— Problem to work on —
Write out all of the records precisely. Skip anything that is a picture.
——
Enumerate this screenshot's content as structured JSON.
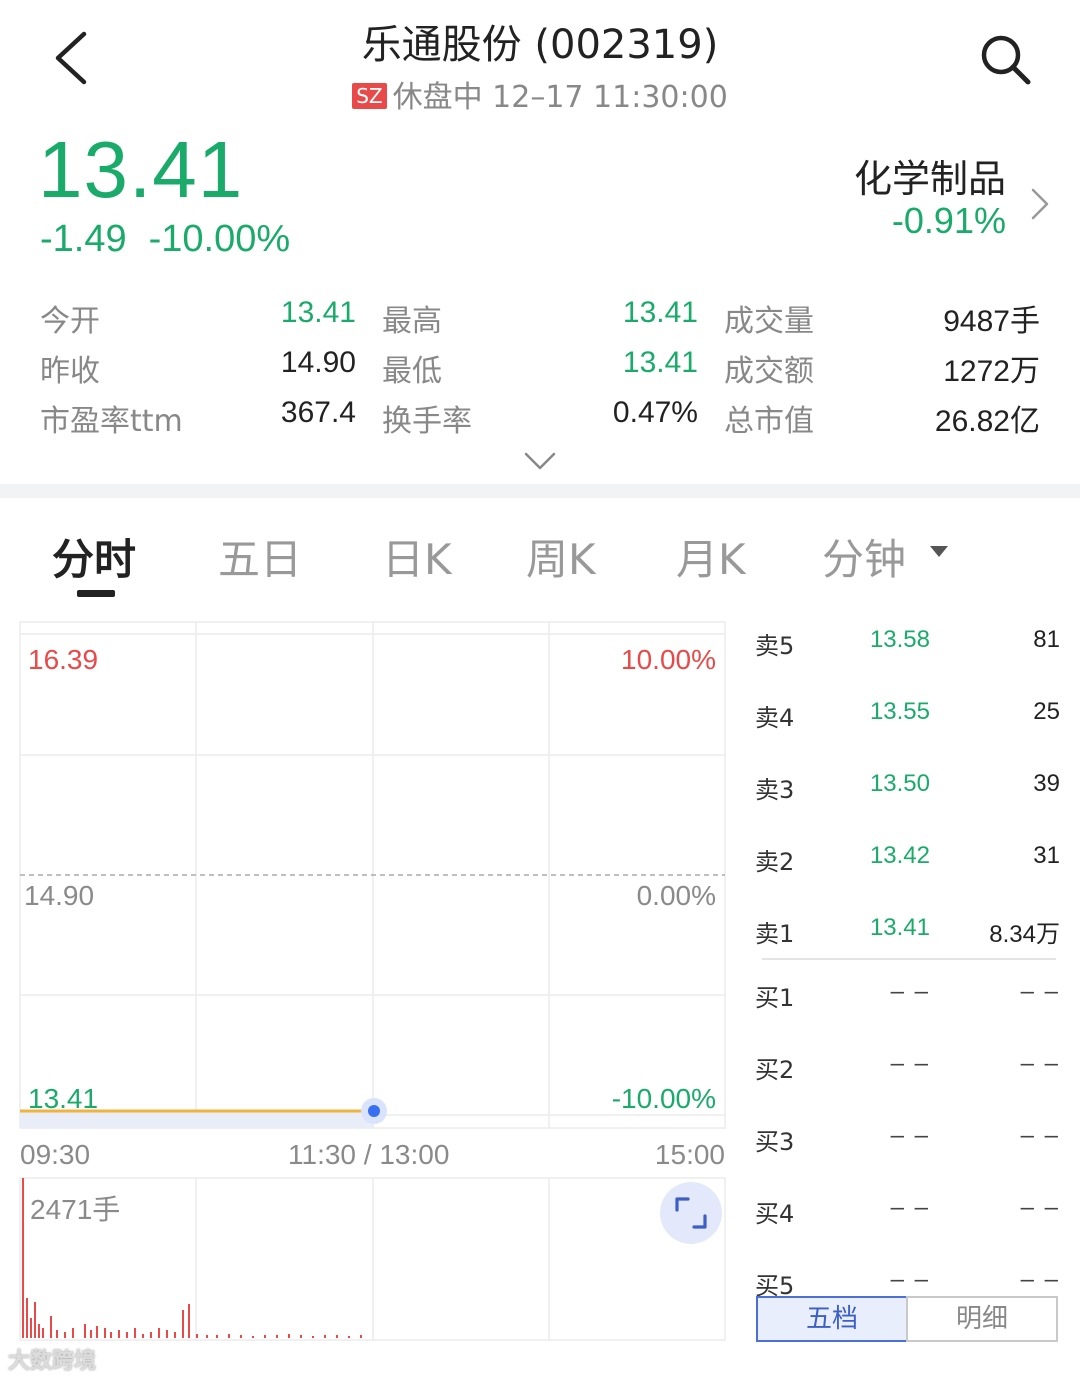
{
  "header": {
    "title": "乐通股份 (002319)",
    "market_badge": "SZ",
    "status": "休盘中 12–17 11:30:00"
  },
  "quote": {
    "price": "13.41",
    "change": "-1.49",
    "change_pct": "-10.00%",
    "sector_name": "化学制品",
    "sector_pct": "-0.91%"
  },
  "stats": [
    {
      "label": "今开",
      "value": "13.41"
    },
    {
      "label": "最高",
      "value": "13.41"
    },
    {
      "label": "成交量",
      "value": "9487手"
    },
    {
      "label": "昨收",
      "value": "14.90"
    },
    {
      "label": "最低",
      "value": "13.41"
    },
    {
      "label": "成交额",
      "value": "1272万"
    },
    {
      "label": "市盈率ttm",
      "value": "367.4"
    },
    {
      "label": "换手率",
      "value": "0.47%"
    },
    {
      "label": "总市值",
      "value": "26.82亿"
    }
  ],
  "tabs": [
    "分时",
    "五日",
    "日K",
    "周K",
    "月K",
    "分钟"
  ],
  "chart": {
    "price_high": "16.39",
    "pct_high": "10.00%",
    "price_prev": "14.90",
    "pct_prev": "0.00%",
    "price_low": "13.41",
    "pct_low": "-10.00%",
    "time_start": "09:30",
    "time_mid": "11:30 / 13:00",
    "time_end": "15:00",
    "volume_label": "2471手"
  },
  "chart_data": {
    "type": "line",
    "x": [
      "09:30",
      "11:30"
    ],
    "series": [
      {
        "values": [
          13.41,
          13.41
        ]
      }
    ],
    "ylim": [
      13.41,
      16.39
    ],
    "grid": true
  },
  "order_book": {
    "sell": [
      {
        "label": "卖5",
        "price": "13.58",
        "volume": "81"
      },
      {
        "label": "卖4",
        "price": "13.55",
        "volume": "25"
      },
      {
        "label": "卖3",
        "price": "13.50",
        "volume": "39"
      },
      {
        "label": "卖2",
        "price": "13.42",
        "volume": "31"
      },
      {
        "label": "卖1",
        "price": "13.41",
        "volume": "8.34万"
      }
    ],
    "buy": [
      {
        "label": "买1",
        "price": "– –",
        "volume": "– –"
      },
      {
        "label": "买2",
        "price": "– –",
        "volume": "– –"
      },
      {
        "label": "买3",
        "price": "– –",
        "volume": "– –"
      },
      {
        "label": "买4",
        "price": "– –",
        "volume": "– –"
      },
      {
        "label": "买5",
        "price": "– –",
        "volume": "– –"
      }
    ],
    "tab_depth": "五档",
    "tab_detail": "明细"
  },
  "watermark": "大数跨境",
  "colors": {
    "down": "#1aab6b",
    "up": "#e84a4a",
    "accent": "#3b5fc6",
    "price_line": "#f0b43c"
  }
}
——
— Result of the exercise —
Enumerate this screenshot's content as structured JSON.
{
  "header": {
    "title": "乐通股份 (002319)",
    "market_badge": "SZ",
    "status": "休盘中 12–17 11:30:00"
  },
  "quote": {
    "price": "13.41",
    "change": "-1.49",
    "change_pct": "-10.00%",
    "sector_name": "化学制品",
    "sector_pct": "-0.91%"
  },
  "stats": [
    {
      "label": "今开",
      "value": "13.41"
    },
    {
      "label": "最高",
      "value": "13.41"
    },
    {
      "label": "成交量",
      "value": "9487手"
    },
    {
      "label": "昨收",
      "value": "14.90"
    },
    {
      "label": "最低",
      "value": "13.41"
    },
    {
      "label": "成交额",
      "value": "1272万"
    },
    {
      "label": "市盈率ttm",
      "value": "367.4"
    },
    {
      "label": "换手率",
      "value": "0.47%"
    },
    {
      "label": "总市值",
      "value": "26.82亿"
    }
  ],
  "tabs": [
    "分时",
    "五日",
    "日K",
    "周K",
    "月K",
    "分钟"
  ],
  "chart": {
    "price_high": "16.39",
    "pct_high": "10.00%",
    "price_prev": "14.90",
    "pct_prev": "0.00%",
    "price_low": "13.41",
    "pct_low": "-10.00%",
    "time_start": "09:30",
    "time_mid": "11:30 / 13:00",
    "time_end": "15:00",
    "volume_label": "2471手"
  },
  "chart_data": {
    "type": "line",
    "x": [
      "09:30",
      "11:30"
    ],
    "series": [
      {
        "values": [
          13.41,
          13.41
        ]
      }
    ],
    "ylim": [
      13.41,
      16.39
    ],
    "grid": true
  },
  "order_book": {
    "sell": [
      {
        "label": "卖5",
        "price": "13.58",
        "volume": "81"
      },
      {
        "label": "卖4",
        "price": "13.55",
        "volume": "25"
      },
      {
        "label": "卖3",
        "price": "13.50",
        "volume": "39"
      },
      {
        "label": "卖2",
        "price": "13.42",
        "volume": "31"
      },
      {
        "label": "卖1",
        "price": "13.41",
        "volume": "8.34万"
      }
    ],
    "buy": [
      {
        "label": "买1",
        "price": "– –",
        "volume": "– –"
      },
      {
        "label": "买2",
        "price": "– –",
        "volume": "– –"
      },
      {
        "label": "买3",
        "price": "– –",
        "volume": "– –"
      },
      {
        "label": "买4",
        "price": "– –",
        "volume": "– –"
      },
      {
        "label": "买5",
        "price": "– –",
        "volume": "– –"
      }
    ],
    "tab_depth": "五档",
    "tab_detail": "明细"
  },
  "watermark": "大数跨境",
  "colors": {
    "down": "#1aab6b",
    "up": "#e84a4a",
    "accent": "#3b5fc6",
    "price_line": "#f0b43c"
  }
}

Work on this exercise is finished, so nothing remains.